Directions: Quote each line of the material verbatim, without the pictures.

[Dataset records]
## begin

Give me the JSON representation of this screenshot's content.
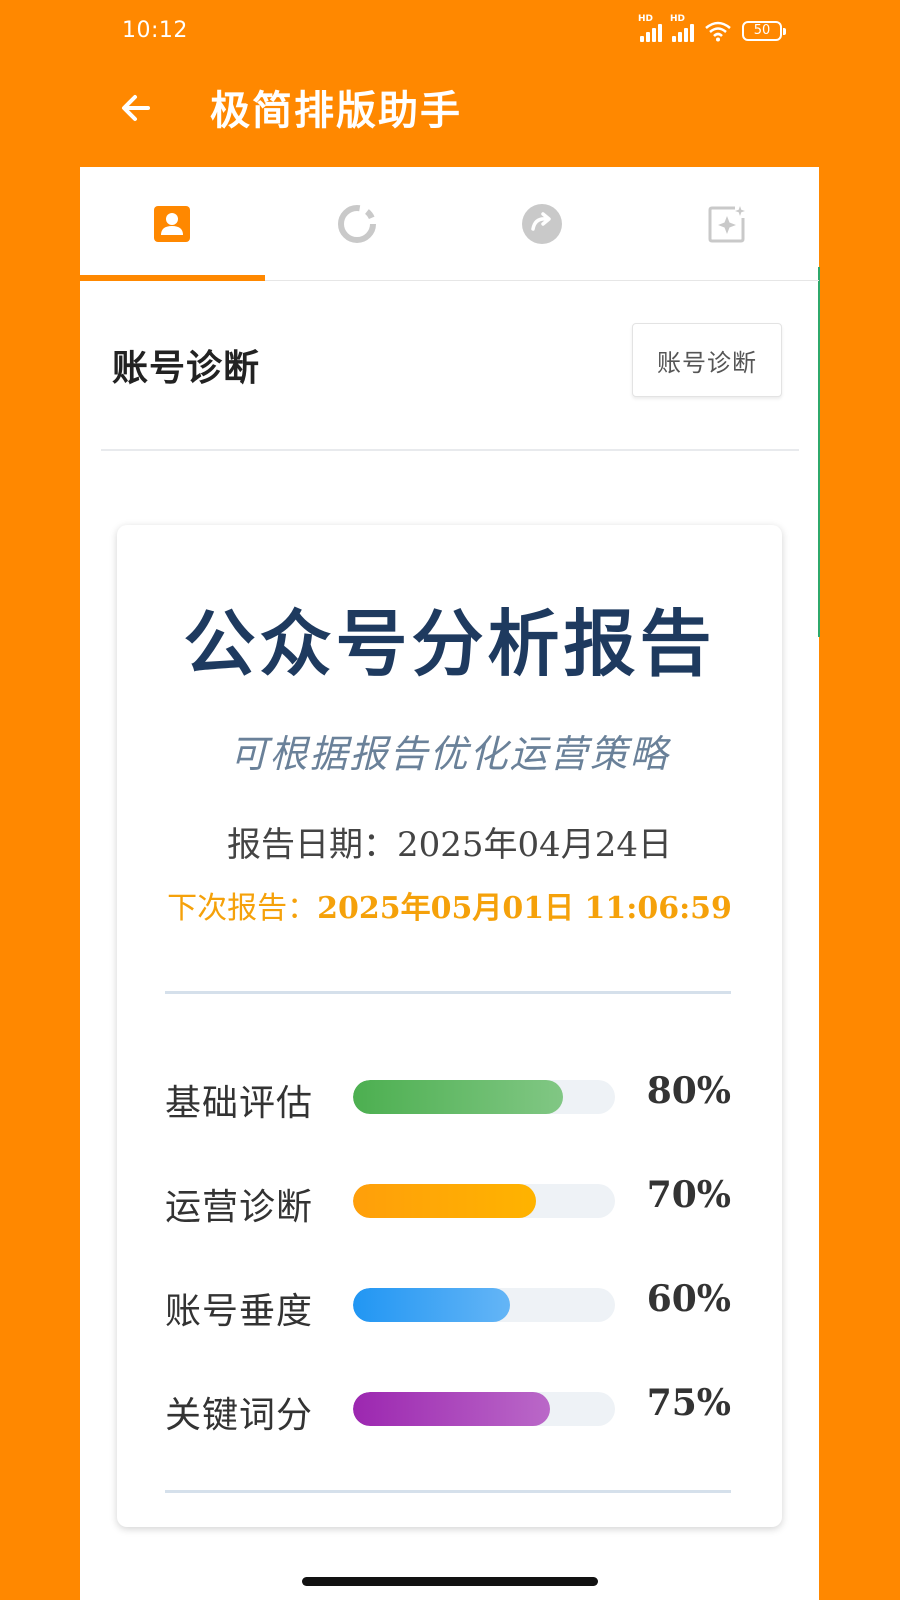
{
  "status_bar": {
    "time": "10:12",
    "signal_label": "HD",
    "battery": "50"
  },
  "app_bar": {
    "title": "极简排版助手",
    "back_icon": "arrow-left-icon"
  },
  "tabs": [
    {
      "icon": "user-card-icon",
      "active": true
    },
    {
      "icon": "loading-ring-icon",
      "active": false
    },
    {
      "icon": "redo-circle-icon",
      "active": false
    },
    {
      "icon": "sparkle-image-icon",
      "active": false
    }
  ],
  "section": {
    "title": "账号诊断",
    "button_label": "账号诊断"
  },
  "report": {
    "title": "公众号分析报告",
    "subtitle": "可根据报告优化运营策略",
    "date_label": "报告日期：",
    "date_value": "2025年04月24日",
    "next_label": "下次报告：",
    "next_value": "2025年05月01日 11:06:59",
    "metrics": [
      {
        "label": "基础评估",
        "value": "80%",
        "percent": 80,
        "colors": [
          "#4CAF50",
          "#81C784"
        ]
      },
      {
        "label": "运营诊断",
        "value": "70%",
        "percent": 70,
        "colors": [
          "#FF9F0A",
          "#FFB300"
        ]
      },
      {
        "label": "账号垂度",
        "value": "60%",
        "percent": 60,
        "colors": [
          "#2196F3",
          "#64B5F6"
        ]
      },
      {
        "label": "关键词分",
        "value": "75%",
        "percent": 75,
        "colors": [
          "#9C27B0",
          "#BA68C8"
        ]
      }
    ]
  },
  "colors": {
    "brand": "#FF8800",
    "title": "#1E3A5F",
    "subtitle": "#6A8199",
    "next_report": "#F5A10A"
  }
}
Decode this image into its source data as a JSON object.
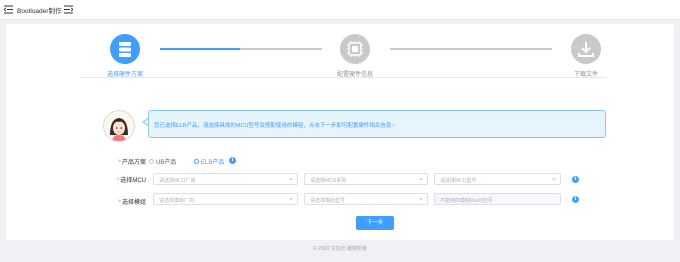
{
  "header": {
    "title": "Bootloader制作"
  },
  "steps": [
    {
      "label": "选择硬件方案",
      "active": true
    },
    {
      "label": "配置硬件信息",
      "active": false
    },
    {
      "label": "下载文件",
      "active": false
    }
  ],
  "tip": {
    "text": "您已选择ELB产品，请选择具体的MCU型号及搭配使用的模组，点击下一步即可配置硬件相关信息~"
  },
  "form": {
    "product_label": "产品方案",
    "product_options": [
      "UB产品",
      "ELB产品"
    ],
    "product_selected": "ELB产品",
    "mcu_label": "选择MCU",
    "mcu_vendor_placeholder": "请选择MCU厂商",
    "mcu_series_placeholder": "请选择MCU系列",
    "mcu_model_placeholder": "请选择MCU型号",
    "module_label": "选择模组",
    "module_vendor_placeholder": "请选择模组厂商",
    "module_model_placeholder": "请选择模组型号",
    "module_flash_placeholder": "不能用的模组Flash空间",
    "next_button": "下一步"
  },
  "footer": {
    "text": "© 2020 艾拉比 版权所有"
  },
  "colors": {
    "primary": "#409eff",
    "inactive_step": "#c8c9cc",
    "required": "#f56c6c"
  }
}
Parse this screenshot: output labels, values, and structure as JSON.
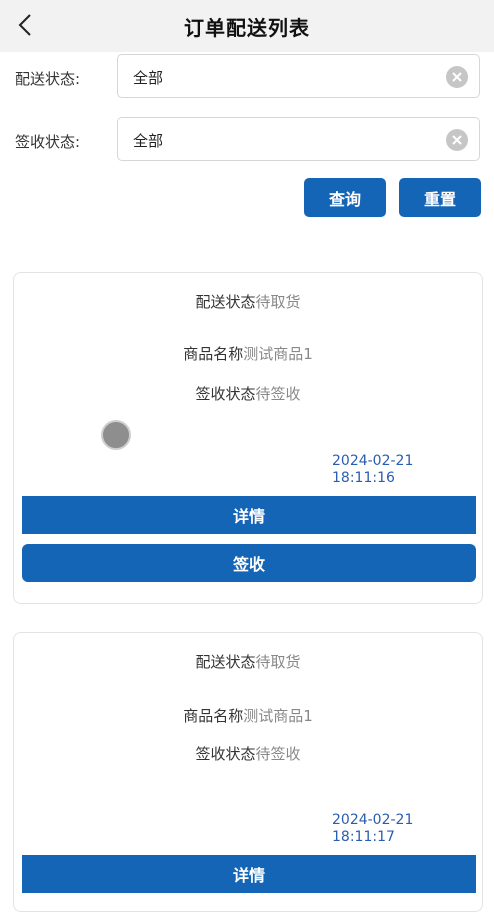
{
  "header": {
    "title": "订单配送列表"
  },
  "filters": [
    {
      "label": "配送状态:",
      "value": "全部"
    },
    {
      "label": "签收状态:",
      "value": "全部"
    }
  ],
  "actions": {
    "query_label": "查询",
    "reset_label": "重置"
  },
  "orders": [
    {
      "delivery_status_label": "配送状态",
      "delivery_status": "待取货",
      "product_label": "商品名称",
      "product_name": "测试商品1",
      "sign_status_label": "签收状态",
      "sign_status": "待签收",
      "date": "2024-02-21",
      "time": "18:11:16",
      "detail_label": "详情",
      "sign_label": "签收"
    },
    {
      "delivery_status_label": "配送状态",
      "delivery_status": "待取货",
      "product_label": "商品名称",
      "product_name": "测试商品1",
      "sign_status_label": "签收状态",
      "sign_status": "待签收",
      "date": "2024-02-21",
      "time": "18:11:17",
      "detail_label": "详情"
    }
  ],
  "colors": {
    "primary": "#1565b7",
    "timestamp": "#2a5db0",
    "value_gray": "#888888"
  },
  "icons": {
    "back": "chevron-left-icon",
    "clear": "clear-circle-icon"
  }
}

## end

Response to the task:
Give me the JSON representation of this screenshot's content.
{
  "status_bar": {
    "time": "10:12",
    "signal_label": "HD",
    "battery": "50"
  },
  "app_bar": {
    "title": "极简排版助手",
    "back_icon": "arrow-left-icon"
  },
  "tabs": [
    {
      "icon": "user-card-icon",
      "active": true
    },
    {
      "icon": "loading-ring-icon",
      "active": false
    },
    {
      "icon": "redo-circle-icon",
      "active": false
    },
    {
      "icon": "sparkle-image-icon",
      "active": false
    }
  ],
  "section": {
    "title": "账号诊断",
    "button_label": "账号诊断"
  },
  "report": {
    "title": "公众号分析报告",
    "subtitle": "可根据报告优化运营策略",
    "date_label": "报告日期：",
    "date_value": "2025年04月24日",
    "next_label": "下次报告：",
    "next_value": "2025年05月01日 11:06:59",
    "metrics": [
      {
        "label": "基础评估",
        "value": "80%",
        "percent": 80,
        "colors": [
          "#4CAF50",
          "#81C784"
        ]
      },
      {
        "label": "运营诊断",
        "value": "70%",
        "percent": 70,
        "colors": [
          "#FF9F0A",
          "#FFB300"
        ]
      },
      {
        "label": "账号垂度",
        "value": "60%",
        "percent": 60,
        "colors": [
          "#2196F3",
          "#64B5F6"
        ]
      },
      {
        "label": "关键词分",
        "value": "75%",
        "percent": 75,
        "colors": [
          "#9C27B0",
          "#BA68C8"
        ]
      }
    ]
  },
  "colors": {
    "brand": "#FF8800",
    "title": "#1E3A5F",
    "subtitle": "#6A8199",
    "next_report": "#F5A10A"
  }
}
Decode this image into its source data as a JSON object.
{
  "header": {
    "title": "Bootloader制作"
  },
  "steps": [
    {
      "label": "选择硬件方案",
      "active": true
    },
    {
      "label": "配置硬件信息",
      "active": false
    },
    {
      "label": "下载文件",
      "active": false
    }
  ],
  "tip": {
    "text": "您已选择ELB产品，请选择具体的MCU型号及搭配使用的模组，点击下一步即可配置硬件相关信息~"
  },
  "form": {
    "product_label": "产品方案",
    "product_options": [
      "UB产品",
      "ELB产品"
    ],
    "product_selected": "ELB产品",
    "mcu_label": "选择MCU",
    "mcu_vendor_placeholder": "请选择MCU厂商",
    "mcu_series_placeholder": "请选择MCU系列",
    "mcu_model_placeholder": "请选择MCU型号",
    "module_label": "选择模组",
    "module_vendor_placeholder": "请选择模组厂商",
    "module_model_placeholder": "请选择模组型号",
    "module_flash_placeholder": "不能用的模组Flash空间",
    "next_button": "下一步"
  },
  "footer": {
    "text": "© 2020 艾拉比 版权所有"
  },
  "colors": {
    "primary": "#409eff",
    "inactive_step": "#c8c9cc",
    "required": "#f56c6c"
  }
}
Parse this screenshot: output labels, values, and structure as JSON.
{
  "header": {
    "title": "订单配送列表"
  },
  "filters": [
    {
      "label": "配送状态:",
      "value": "全部"
    },
    {
      "label": "签收状态:",
      "value": "全部"
    }
  ],
  "actions": {
    "query_label": "查询",
    "reset_label": "重置"
  },
  "orders": [
    {
      "delivery_status_label": "配送状态",
      "delivery_status": "待取货",
      "product_label": "商品名称",
      "product_name": "测试商品1",
      "sign_status_label": "签收状态",
      "sign_status": "待签收",
      "date": "2024-02-21",
      "time": "18:11:16",
      "detail_label": "详情",
      "sign_label": "签收"
    },
    {
      "delivery_status_label": "配送状态",
      "delivery_status": "待取货",
      "product_label": "商品名称",
      "product_name": "测试商品1",
      "sign_status_label": "签收状态",
      "sign_status": "待签收",
      "date": "2024-02-21",
      "time": "18:11:17",
      "detail_label": "详情"
    }
  ],
  "colors": {
    "primary": "#1565b7",
    "timestamp": "#2a5db0",
    "value_gray": "#888888"
  },
  "icons": {
    "back": "chevron-left-icon",
    "clear": "clear-circle-icon"
  }
}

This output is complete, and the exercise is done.